▶ [Problem description] In the listing below, find every line containing "Positions" and copy it out.

▶ [Data provided]
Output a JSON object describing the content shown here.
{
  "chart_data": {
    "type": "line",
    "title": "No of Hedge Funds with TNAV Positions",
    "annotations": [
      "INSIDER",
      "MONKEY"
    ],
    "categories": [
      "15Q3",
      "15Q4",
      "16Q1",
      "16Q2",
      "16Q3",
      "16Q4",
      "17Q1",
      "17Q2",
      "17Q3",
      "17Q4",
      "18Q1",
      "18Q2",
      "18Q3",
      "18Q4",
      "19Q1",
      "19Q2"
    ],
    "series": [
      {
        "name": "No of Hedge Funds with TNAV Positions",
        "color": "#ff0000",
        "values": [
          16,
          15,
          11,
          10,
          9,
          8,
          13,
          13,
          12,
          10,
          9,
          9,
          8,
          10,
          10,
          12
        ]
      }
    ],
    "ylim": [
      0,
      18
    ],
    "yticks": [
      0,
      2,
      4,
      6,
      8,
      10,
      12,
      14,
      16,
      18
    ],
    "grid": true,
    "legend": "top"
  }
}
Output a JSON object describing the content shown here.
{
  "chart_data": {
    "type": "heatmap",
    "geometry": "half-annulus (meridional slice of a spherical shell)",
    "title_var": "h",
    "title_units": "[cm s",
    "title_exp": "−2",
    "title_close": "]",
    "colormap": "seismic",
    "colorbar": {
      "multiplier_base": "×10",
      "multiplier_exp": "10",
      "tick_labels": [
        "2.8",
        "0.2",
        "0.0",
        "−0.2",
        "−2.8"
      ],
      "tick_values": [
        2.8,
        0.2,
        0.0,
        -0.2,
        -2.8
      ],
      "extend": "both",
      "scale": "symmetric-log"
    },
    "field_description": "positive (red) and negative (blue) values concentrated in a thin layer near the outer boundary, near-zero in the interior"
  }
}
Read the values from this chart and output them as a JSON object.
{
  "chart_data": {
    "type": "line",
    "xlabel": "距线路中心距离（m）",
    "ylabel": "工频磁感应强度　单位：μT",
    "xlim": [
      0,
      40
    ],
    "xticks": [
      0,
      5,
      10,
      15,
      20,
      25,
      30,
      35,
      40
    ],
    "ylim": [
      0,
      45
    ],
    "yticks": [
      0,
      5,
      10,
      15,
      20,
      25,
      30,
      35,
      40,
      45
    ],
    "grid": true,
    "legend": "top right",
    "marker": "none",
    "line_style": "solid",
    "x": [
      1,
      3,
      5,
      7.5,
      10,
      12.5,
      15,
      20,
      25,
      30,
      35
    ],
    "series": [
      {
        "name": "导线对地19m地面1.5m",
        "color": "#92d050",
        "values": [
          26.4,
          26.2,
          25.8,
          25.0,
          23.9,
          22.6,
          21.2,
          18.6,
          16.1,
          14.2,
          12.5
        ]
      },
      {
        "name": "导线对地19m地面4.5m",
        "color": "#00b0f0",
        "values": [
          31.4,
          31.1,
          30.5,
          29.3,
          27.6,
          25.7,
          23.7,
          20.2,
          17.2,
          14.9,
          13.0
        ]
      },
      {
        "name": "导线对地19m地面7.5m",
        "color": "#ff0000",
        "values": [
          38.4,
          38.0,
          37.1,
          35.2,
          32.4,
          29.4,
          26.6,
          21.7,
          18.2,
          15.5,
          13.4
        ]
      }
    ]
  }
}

▶ [Written solution]
    "title": "No of Hedge Funds with TNAV Positions",
        "name": "No of Hedge Funds with TNAV Positions",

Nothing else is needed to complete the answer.